[Stored items]

--*--

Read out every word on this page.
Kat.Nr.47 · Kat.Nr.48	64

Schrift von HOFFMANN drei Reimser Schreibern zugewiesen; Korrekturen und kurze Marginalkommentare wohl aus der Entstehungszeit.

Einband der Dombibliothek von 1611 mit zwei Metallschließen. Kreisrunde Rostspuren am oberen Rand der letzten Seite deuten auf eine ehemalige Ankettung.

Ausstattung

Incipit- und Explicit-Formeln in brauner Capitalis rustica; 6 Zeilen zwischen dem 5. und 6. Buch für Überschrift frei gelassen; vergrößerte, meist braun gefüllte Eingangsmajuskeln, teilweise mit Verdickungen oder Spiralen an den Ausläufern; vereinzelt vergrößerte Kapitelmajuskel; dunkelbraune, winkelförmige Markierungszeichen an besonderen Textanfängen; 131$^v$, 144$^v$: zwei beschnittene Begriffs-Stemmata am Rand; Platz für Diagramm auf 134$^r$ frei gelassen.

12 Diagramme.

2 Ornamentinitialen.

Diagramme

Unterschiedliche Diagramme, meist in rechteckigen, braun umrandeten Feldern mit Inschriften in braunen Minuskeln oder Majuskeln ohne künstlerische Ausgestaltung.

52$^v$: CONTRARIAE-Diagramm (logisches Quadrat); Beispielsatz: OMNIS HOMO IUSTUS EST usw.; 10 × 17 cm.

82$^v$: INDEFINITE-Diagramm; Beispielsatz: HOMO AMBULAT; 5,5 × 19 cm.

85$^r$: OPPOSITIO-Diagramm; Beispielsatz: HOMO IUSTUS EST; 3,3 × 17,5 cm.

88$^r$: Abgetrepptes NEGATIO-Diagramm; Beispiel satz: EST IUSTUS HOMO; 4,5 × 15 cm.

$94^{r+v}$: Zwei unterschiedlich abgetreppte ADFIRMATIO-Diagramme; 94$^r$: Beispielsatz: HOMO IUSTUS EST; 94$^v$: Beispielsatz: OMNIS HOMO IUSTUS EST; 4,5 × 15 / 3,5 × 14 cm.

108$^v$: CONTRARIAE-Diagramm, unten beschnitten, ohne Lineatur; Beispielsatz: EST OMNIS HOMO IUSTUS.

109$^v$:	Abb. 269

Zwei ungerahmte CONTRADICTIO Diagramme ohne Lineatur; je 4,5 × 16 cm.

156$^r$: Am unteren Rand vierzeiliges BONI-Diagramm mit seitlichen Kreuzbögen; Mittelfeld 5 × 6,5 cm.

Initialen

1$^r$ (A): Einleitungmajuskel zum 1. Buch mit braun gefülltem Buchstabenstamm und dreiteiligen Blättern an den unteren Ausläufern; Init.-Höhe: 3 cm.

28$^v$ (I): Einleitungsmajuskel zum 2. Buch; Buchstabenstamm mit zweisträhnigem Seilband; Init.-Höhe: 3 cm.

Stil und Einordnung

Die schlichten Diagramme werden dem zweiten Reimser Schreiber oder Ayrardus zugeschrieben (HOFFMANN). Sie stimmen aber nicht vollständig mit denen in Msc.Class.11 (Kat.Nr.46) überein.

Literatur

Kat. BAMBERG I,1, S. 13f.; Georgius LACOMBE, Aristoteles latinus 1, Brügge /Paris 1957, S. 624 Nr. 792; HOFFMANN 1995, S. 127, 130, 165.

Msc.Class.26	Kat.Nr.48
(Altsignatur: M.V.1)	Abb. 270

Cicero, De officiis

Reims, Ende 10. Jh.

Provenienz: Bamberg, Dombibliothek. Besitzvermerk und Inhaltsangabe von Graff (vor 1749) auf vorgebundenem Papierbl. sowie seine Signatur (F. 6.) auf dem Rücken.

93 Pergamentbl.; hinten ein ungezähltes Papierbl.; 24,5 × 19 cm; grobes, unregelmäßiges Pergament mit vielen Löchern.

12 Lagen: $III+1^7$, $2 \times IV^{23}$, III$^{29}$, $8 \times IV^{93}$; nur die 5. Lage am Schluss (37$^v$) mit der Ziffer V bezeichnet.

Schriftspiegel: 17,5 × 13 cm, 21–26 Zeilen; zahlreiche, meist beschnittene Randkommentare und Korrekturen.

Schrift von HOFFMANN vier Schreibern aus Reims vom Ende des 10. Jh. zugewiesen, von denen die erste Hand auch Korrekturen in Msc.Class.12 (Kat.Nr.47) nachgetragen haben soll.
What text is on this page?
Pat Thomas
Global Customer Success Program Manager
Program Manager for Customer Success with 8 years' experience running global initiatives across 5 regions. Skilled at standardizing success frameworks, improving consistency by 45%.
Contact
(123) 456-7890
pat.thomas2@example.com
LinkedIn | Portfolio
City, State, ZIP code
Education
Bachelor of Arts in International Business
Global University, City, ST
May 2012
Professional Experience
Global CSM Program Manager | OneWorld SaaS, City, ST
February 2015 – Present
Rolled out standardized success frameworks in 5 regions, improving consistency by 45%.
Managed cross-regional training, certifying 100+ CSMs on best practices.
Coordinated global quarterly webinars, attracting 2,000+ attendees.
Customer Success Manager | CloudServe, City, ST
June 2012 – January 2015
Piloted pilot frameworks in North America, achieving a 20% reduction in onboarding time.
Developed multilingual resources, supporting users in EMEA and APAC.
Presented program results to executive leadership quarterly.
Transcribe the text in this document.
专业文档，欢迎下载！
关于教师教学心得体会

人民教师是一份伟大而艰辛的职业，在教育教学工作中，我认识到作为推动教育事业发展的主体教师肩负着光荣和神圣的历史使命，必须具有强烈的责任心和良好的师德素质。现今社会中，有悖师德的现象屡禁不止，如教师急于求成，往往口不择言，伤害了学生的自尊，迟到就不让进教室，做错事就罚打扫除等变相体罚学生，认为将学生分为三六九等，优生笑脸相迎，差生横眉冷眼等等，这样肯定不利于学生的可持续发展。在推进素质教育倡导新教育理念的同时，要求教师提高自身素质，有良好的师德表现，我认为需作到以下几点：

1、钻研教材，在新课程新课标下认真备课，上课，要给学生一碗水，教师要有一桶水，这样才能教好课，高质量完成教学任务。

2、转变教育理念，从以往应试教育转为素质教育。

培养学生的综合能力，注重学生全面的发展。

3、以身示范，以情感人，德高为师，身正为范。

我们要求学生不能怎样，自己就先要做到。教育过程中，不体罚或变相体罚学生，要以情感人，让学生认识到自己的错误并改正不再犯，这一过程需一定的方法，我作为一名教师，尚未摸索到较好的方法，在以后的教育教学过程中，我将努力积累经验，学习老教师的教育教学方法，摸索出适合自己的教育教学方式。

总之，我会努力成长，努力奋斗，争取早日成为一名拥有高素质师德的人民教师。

--*--

Whenever "Class" turns up in a line, pick that line out.

#### Result of this task
Die schlichten Diagramme werden dem zweiten Reimser Schreiber oder Ayrardus zugeschrieben (HOFFMANN). Sie stimmen aber nicht vollständig mit denen in Msc.Class.11 (Kat.Nr.46) überein.
Msc.Class.26	Kat.Nr.48
Schrift von HOFFMANN vier Schreibern aus Reims vom Ende des 10. Jh. zugewiesen, von denen die erste Hand auch Korrekturen in Msc.Class.12 (Kat.Nr.47) nachgetragen haben soll.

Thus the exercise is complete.